Exercise - Search the data for the string "NASA" and gather each line it is in.

Stored data
########
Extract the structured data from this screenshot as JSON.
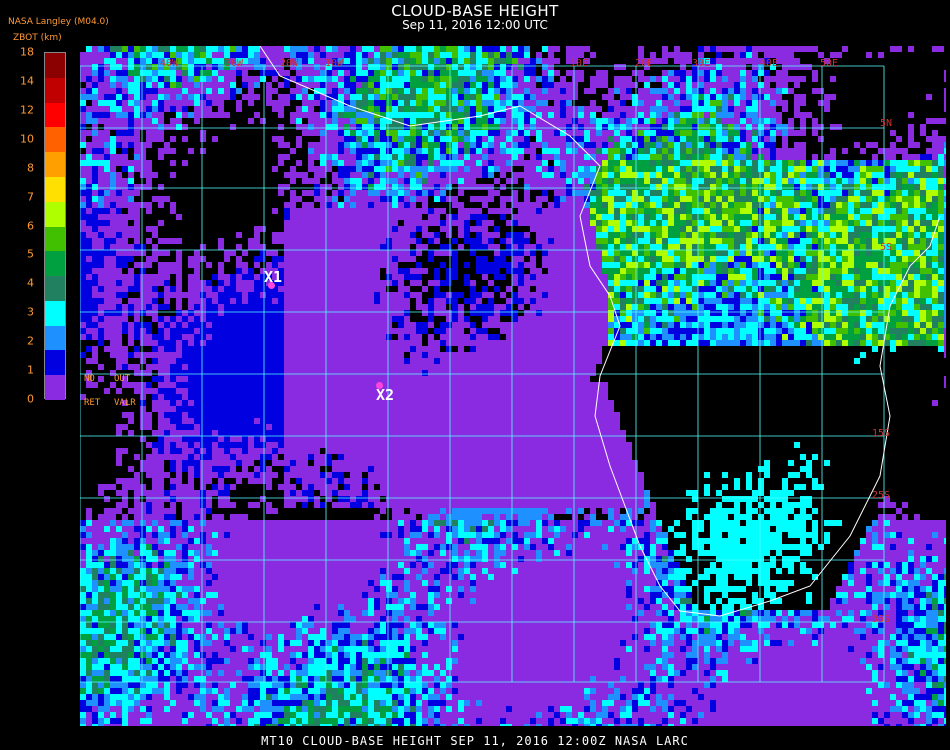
{
  "header": {
    "title": "CLOUD-BASE HEIGHT",
    "subtitle": "Sep 11, 2016 12:00 UTC",
    "source": "NASA Langley (M04.0)",
    "unit": "ZBOT (km)"
  },
  "legend": {
    "ticks": [
      "18",
      "14",
      "12",
      "10",
      "8",
      "7",
      "6",
      "5",
      "4",
      "3",
      "2",
      "1",
      "0"
    ],
    "colors": [
      "#8b0000",
      "#c00000",
      "#ff0000",
      "#ff6000",
      "#ffa000",
      "#ffe000",
      "#b0ff00",
      "#40c000",
      "#00a040",
      "#208060",
      "#00ffff",
      "#1e90ff",
      "#0000e0",
      "#8a2be2"
    ],
    "codes": {
      "no": "NO",
      "out": "OUT",
      "ret": "RET",
      "valr": "VALR"
    }
  },
  "map": {
    "markers": [
      {
        "label": "X1",
        "color": "#ff44dd"
      },
      {
        "label": "X2",
        "color": "#ff44dd"
      }
    ],
    "lat_labels": [
      "5N",
      "5S",
      "15S",
      "25S",
      "35S"
    ],
    "lon_labels": [
      "40W",
      "30W",
      "20W",
      "10W",
      "10E",
      "20E",
      "30E",
      "40E",
      "50E"
    ],
    "colors": {
      "grid": "#55ffff",
      "coast": "#ffffff",
      "ocean_clear": "#8a2be2"
    }
  },
  "footer": {
    "text": "MT10  CLOUD-BASE HEIGHT  SEP 11, 2016 12:00Z  NASA LARC"
  }
}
########
Result below -
    "source": "NASA Langley (M04.0)",
    "text": "MT10  CLOUD-BASE HEIGHT  SEP 11, 2016 12:00Z  NASA LARC"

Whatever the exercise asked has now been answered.